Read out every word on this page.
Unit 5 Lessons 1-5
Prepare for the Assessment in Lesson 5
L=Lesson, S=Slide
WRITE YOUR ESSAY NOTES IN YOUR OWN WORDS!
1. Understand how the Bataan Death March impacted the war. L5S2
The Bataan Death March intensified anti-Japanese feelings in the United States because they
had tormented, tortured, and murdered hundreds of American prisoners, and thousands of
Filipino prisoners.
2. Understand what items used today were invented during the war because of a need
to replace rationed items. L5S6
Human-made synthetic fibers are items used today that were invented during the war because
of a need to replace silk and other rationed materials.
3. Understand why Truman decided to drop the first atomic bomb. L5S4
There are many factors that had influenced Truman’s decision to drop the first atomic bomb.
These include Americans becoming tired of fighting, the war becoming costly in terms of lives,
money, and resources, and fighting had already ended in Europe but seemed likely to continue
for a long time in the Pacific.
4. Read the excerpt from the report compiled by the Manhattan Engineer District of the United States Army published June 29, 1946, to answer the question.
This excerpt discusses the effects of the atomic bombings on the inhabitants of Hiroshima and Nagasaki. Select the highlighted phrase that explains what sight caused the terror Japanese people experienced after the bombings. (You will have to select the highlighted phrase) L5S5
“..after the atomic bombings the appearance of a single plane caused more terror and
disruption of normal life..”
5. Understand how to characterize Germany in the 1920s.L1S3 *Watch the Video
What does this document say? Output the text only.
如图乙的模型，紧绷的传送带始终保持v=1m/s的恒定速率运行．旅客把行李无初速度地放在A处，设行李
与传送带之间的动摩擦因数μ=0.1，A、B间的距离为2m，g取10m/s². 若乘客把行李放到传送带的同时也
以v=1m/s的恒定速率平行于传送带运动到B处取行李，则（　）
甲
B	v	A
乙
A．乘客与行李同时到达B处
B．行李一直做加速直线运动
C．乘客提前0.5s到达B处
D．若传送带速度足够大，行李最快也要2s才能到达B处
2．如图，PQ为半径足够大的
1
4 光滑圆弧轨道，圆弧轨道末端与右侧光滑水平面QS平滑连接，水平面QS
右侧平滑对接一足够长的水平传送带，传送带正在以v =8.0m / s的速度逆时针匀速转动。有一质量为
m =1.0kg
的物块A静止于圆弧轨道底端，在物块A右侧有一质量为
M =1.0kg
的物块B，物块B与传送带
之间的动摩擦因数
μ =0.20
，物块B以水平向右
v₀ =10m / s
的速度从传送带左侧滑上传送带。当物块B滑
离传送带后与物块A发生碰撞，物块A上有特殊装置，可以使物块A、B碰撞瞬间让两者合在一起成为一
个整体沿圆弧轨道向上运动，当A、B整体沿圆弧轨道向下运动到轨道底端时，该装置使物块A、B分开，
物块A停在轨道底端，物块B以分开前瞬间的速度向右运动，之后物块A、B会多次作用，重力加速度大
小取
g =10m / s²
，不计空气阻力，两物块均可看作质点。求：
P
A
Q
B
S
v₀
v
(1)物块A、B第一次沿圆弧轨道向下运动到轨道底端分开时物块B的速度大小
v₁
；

-*-*-

Do this »
Read through the lines above and collect those that contain the string "Understand".

Complete response »
1. Understand how the Bataan Death March impacted the war. L5S2
2. Understand what items used today were invented during the war because of a need
3. Understand why Truman decided to drop the first atomic bomb. L5S4
5. Understand how to characterize Germany in the 1920s.L1S3 *Watch the Video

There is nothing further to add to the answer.